- Text excerpt
⟨

Skip to content

Analyzed lead quality trends to identify top-performing sources and optimize marketing spend. Explored factors like widgets, campaigns, and geography using Python-based analysis and visualizations. Provided actionable insights to improve conversion rates and justify CPL adjustments.

Notifications You must be signed in to change notification settings

indu-explores-data/Lead-Quality-Analysis

Folders and files

NameName
Last commit message
Last commit date

Latest commit

 

History

17 Commits
 
 
 
 
 
 
 
 

Repository files navigation

📊 Lead Quality Analysis

🧠 Project Overview

This project analyzes a dataset of approximately 8.8K leads from a single publisher with multiple traffic sources delivered to one advertiser.
Each row represents one lead and its final disposition.
The goal is to understand lead quality trends, key influencing factors, and cost–performance trade-offs to improve advertiser ROI.


🎯 Objectives

  1. Trend Analysis: Determine if lead quality is improving, declining, or stable over time, and test for statistical significance.
  2. Drivers of Lead Quality: Identify major factors affecting lead outcomes — including ad placement, data quality, geography, and creative format.
  3. CPL Trade-off Analysis: Evaluate whether a +20% CPL increase (from $30 → $33) can be justified by a +20% uplift in lead quality (from 8.0% → 9.6%).
  4. Optimization Goal: Recommend actionable strategies to maximize lead quality and minimize wasted spend.

🧮 Key Methods

  • Data Cleaning & Preprocessing:

    • Handled missing values for CallStatus, AddressScore, and PhoneScore.
    • Removed non-essential columns like IP Address.
  • Feature Categorization:
    Leads grouped into Closed, Good, Bad, and Unknown for consistent evaluation.

⟩

- Source material
⟨

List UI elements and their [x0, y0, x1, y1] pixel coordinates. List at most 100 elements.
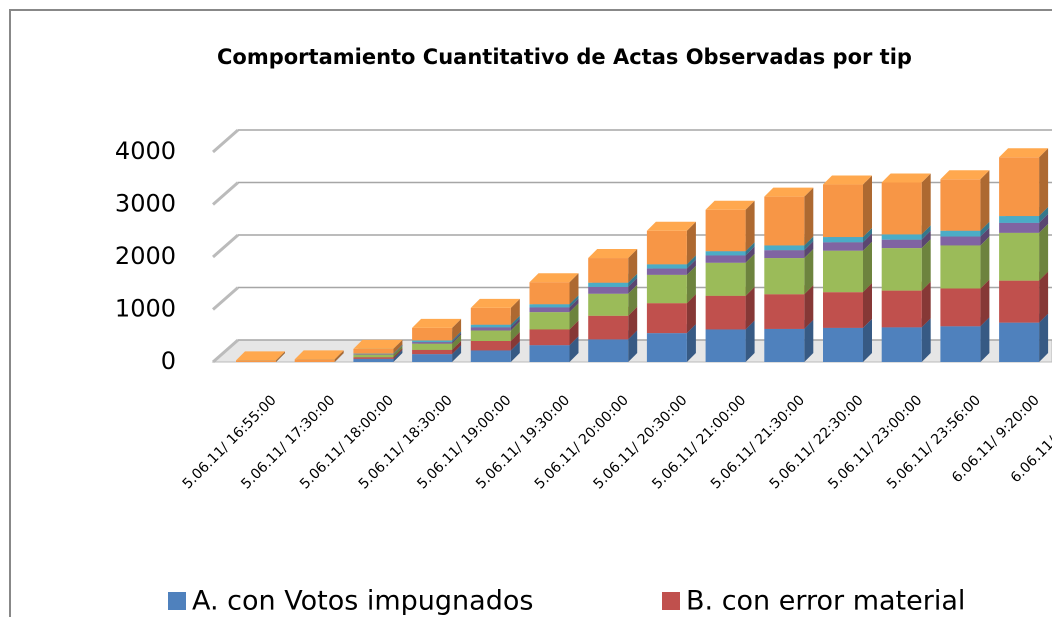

⟩

- Directions for this task
Duplicate the whole lead quality analysis text word for word. The material shown is separate from the text.

- Worked answer
Skip to content

Analyzed lead quality trends to identify top-performing sources and optimize marketing spend. Explored factors like widgets, campaigns, and geography using Python-based analysis and visualizations. Provided actionable insights to improve conversion rates and justify CPL adjustments.

Notifications You must be signed in to change notification settings

indu-explores-data/Lead-Quality-Analysis

Folders and files

NameName
Last commit message
Last commit date

Latest commit

 

History

17 Commits
 
 
 
 
 
 
 
 

Repository files navigation

📊 Lead Quality Analysis

🧠 Project Overview

This project analyzes a dataset of approximately 8.8K leads from a single publisher with multiple traffic sources delivered to one advertiser.
Each row represents one lead and its final disposition.
The goal is to understand lead quality trends, key influencing factors, and cost–performance trade-offs to improve advertiser ROI.


🎯 Objectives

  1. Trend Analysis: Determine if lead quality is improving, declining, or stable over time, and test for statistical significance.
  2. Drivers of Lead Quality: Identify major factors affecting lead outcomes — including ad placement, data quality, geography, and creative format.
  3. CPL Trade-off Analysis: Evaluate whether a +20% CPL increase (from $30 → $33) can be justified by a +20% uplift in lead quality (from 8.0% → 9.6%).
  4. Optimization Goal: Recommend actionable strategies to maximize lead quality and minimize wasted spend.

🧮 Key Methods

  • Data Cleaning & Preprocessing:

    • Handled missing values for CallStatus, AddressScore, and PhoneScore.
    • Removed non-essential columns like IP Address.
  • Feature Categorization:
    Leads grouped into Closed, Good, Bad, and Unknown for consistent evaluation.